▶ Task data:
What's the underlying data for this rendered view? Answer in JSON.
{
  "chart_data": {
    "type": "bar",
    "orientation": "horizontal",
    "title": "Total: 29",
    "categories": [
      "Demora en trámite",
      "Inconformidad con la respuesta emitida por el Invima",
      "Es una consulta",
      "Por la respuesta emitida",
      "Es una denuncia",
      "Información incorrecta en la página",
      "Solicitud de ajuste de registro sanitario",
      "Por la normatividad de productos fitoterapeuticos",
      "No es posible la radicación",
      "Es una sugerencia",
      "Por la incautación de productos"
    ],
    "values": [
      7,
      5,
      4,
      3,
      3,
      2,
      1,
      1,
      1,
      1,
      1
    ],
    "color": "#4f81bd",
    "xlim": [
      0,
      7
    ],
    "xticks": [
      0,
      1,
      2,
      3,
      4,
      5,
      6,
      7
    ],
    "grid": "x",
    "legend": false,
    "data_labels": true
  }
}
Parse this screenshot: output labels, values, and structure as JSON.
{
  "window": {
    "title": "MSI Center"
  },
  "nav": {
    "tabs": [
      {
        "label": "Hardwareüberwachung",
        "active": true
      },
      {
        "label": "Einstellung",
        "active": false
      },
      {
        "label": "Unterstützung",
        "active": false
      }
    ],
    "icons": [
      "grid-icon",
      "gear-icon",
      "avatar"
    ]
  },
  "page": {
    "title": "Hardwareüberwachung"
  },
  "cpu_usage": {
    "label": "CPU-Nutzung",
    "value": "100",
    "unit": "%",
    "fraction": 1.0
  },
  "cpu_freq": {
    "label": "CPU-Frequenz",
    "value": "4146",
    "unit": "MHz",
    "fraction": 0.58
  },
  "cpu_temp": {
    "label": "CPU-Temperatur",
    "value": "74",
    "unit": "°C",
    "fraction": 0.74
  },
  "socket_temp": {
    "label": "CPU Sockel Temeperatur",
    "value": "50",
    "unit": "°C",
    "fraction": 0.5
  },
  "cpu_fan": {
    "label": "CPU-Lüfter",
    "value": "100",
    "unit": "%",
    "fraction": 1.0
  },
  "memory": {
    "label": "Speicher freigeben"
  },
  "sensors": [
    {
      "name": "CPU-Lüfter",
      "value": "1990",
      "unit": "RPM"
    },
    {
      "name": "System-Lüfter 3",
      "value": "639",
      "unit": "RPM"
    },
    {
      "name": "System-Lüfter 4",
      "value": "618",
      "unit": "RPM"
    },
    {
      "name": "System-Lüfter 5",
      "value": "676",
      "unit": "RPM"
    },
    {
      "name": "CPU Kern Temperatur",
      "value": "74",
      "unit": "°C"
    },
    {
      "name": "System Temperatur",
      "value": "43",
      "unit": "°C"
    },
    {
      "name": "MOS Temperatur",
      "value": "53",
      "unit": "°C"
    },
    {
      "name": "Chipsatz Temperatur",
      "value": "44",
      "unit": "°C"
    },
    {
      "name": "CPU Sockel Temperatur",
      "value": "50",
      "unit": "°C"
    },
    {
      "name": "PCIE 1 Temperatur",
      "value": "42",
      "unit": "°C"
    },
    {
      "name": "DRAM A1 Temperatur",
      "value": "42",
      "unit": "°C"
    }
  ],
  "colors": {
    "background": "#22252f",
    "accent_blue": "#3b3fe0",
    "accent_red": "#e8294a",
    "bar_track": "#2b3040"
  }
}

▶ What the exercise asks:
Locate all lines holding the word "this", then copy them out.

▶ Correct result:
What's the underlying data for this rendered view? Answer in JSON.
Parse this screenshot: output labels, values, and structure as JSON.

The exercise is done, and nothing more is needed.